| Directions for this task |
Write out the entries below once more, exactly, with the pictures left out.

(Raw records)
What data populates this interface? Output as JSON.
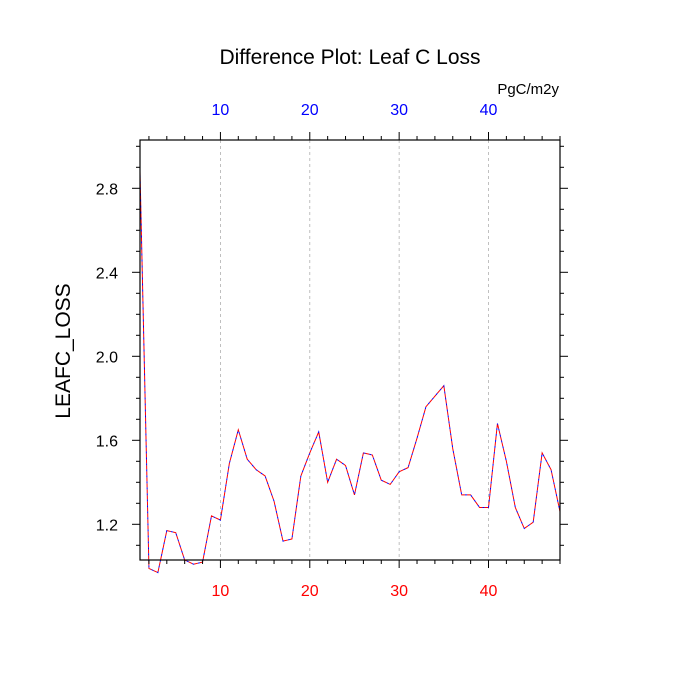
{
  "chart_data": {
    "type": "line",
    "title": "Difference Plot: Leaf C Loss",
    "units": "PgC/m2y",
    "xlabel": "",
    "ylabel": "LEAFC_LOSS",
    "xlim": [
      1,
      48
    ],
    "ylim": [
      1.03,
      3.03
    ],
    "x_ticks": [
      10,
      20,
      30,
      40
    ],
    "y_ticks": [
      1.2,
      1.6,
      2.0,
      2.4,
      2.8
    ],
    "y_tick_labels": [
      "1.2",
      "1.6",
      "2.0",
      "2.4",
      "2.8"
    ],
    "x_tick_labels_bottom": [
      "10",
      "20",
      "30",
      "40"
    ],
    "x_tick_labels_top": [
      "10",
      "20",
      "30",
      "40"
    ],
    "grid": "vertical-dashed",
    "colors": {
      "bottom_tick_labels": "#ff0000",
      "top_tick_labels": "#0000ff",
      "series_a": "#ff0000",
      "series_b": "#0000ff",
      "grid": "#b0b0b0"
    },
    "series": [
      {
        "color": "#ff0000",
        "x": [
          1,
          2,
          3,
          4,
          5,
          6,
          7,
          8,
          9,
          10,
          11,
          12,
          13,
          14,
          15,
          16,
          17,
          18,
          19,
          20,
          21,
          22,
          23,
          24,
          25,
          26,
          27,
          28,
          29,
          30,
          31,
          32,
          33,
          34,
          35,
          36,
          37,
          38,
          39,
          40,
          41,
          42,
          43,
          44,
          45,
          46,
          47,
          48
        ],
        "values": [
          2.88,
          0.99,
          0.97,
          1.17,
          1.16,
          1.03,
          1.01,
          1.02,
          1.24,
          1.22,
          1.49,
          1.65,
          1.51,
          1.46,
          1.43,
          1.31,
          1.12,
          1.13,
          1.43,
          1.54,
          1.64,
          1.4,
          1.51,
          1.48,
          1.34,
          1.54,
          1.53,
          1.41,
          1.39,
          1.45,
          1.47,
          1.61,
          1.76,
          1.81,
          1.86,
          1.56,
          1.34,
          1.34,
          1.28,
          1.28,
          1.68,
          1.5,
          1.28,
          1.18,
          1.21,
          1.54,
          1.46,
          1.26
        ]
      },
      {
        "color": "#0000ff",
        "x": [
          1,
          2,
          3,
          4,
          5,
          6,
          7,
          8,
          9,
          10,
          11,
          12,
          13,
          14,
          15,
          16,
          17,
          18,
          19,
          20,
          21,
          22,
          23,
          24,
          25,
          26,
          27,
          28,
          29,
          30,
          31,
          32,
          33,
          34,
          35,
          36,
          37,
          38,
          39,
          40,
          41,
          42,
          43,
          44,
          45,
          46,
          47,
          48
        ],
        "values": [
          2.88,
          0.99,
          0.97,
          1.17,
          1.16,
          1.03,
          1.01,
          1.02,
          1.24,
          1.22,
          1.49,
          1.65,
          1.51,
          1.46,
          1.43,
          1.31,
          1.12,
          1.13,
          1.43,
          1.54,
          1.64,
          1.4,
          1.51,
          1.48,
          1.34,
          1.54,
          1.53,
          1.41,
          1.39,
          1.45,
          1.47,
          1.61,
          1.76,
          1.81,
          1.86,
          1.56,
          1.34,
          1.34,
          1.28,
          1.28,
          1.68,
          1.5,
          1.28,
          1.18,
          1.21,
          1.54,
          1.46,
          1.26
        ]
      }
    ]
  }
}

| Solution to this problem |
What data populates this interface? Output as JSON.
{
  "chart_data": {
    "type": "line",
    "title": "Difference Plot: Leaf C Loss",
    "units": "PgC/m2y",
    "xlabel": "",
    "ylabel": "LEAFC_LOSS",
    "xlim": [
      1,
      48
    ],
    "ylim": [
      1.03,
      3.03
    ],
    "x_ticks": [
      10,
      20,
      30,
      40
    ],
    "y_ticks": [
      1.2,
      1.6,
      2.0,
      2.4,
      2.8
    ],
    "y_tick_labels": [
      "1.2",
      "1.6",
      "2.0",
      "2.4",
      "2.8"
    ],
    "x_tick_labels_bottom": [
      "10",
      "20",
      "30",
      "40"
    ],
    "x_tick_labels_top": [
      "10",
      "20",
      "30",
      "40"
    ],
    "grid": "vertical-dashed",
    "colors": {
      "bottom_tick_labels": "#ff0000",
      "top_tick_labels": "#0000ff",
      "series_a": "#ff0000",
      "series_b": "#0000ff",
      "grid": "#b0b0b0"
    },
    "series": [
      {
        "color": "#ff0000",
        "x": [
          1,
          2,
          3,
          4,
          5,
          6,
          7,
          8,
          9,
          10,
          11,
          12,
          13,
          14,
          15,
          16,
          17,
          18,
          19,
          20,
          21,
          22,
          23,
          24,
          25,
          26,
          27,
          28,
          29,
          30,
          31,
          32,
          33,
          34,
          35,
          36,
          37,
          38,
          39,
          40,
          41,
          42,
          43,
          44,
          45,
          46,
          47,
          48
        ],
        "values": [
          2.88,
          0.99,
          0.97,
          1.17,
          1.16,
          1.03,
          1.01,
          1.02,
          1.24,
          1.22,
          1.49,
          1.65,
          1.51,
          1.46,
          1.43,
          1.31,
          1.12,
          1.13,
          1.43,
          1.54,
          1.64,
          1.4,
          1.51,
          1.48,
          1.34,
          1.54,
          1.53,
          1.41,
          1.39,
          1.45,
          1.47,
          1.61,
          1.76,
          1.81,
          1.86,
          1.56,
          1.34,
          1.34,
          1.28,
          1.28,
          1.68,
          1.5,
          1.28,
          1.18,
          1.21,
          1.54,
          1.46,
          1.26
        ]
      },
      {
        "color": "#0000ff",
        "x": [
          1,
          2,
          3,
          4,
          5,
          6,
          7,
          8,
          9,
          10,
          11,
          12,
          13,
          14,
          15,
          16,
          17,
          18,
          19,
          20,
          21,
          22,
          23,
          24,
          25,
          26,
          27,
          28,
          29,
          30,
          31,
          32,
          33,
          34,
          35,
          36,
          37,
          38,
          39,
          40,
          41,
          42,
          43,
          44,
          45,
          46,
          47,
          48
        ],
        "values": [
          2.88,
          0.99,
          0.97,
          1.17,
          1.16,
          1.03,
          1.01,
          1.02,
          1.24,
          1.22,
          1.49,
          1.65,
          1.51,
          1.46,
          1.43,
          1.31,
          1.12,
          1.13,
          1.43,
          1.54,
          1.64,
          1.4,
          1.51,
          1.48,
          1.34,
          1.54,
          1.53,
          1.41,
          1.39,
          1.45,
          1.47,
          1.61,
          1.76,
          1.81,
          1.86,
          1.56,
          1.34,
          1.34,
          1.28,
          1.28,
          1.68,
          1.5,
          1.28,
          1.18,
          1.21,
          1.54,
          1.46,
          1.26
        ]
      }
    ]
  }
}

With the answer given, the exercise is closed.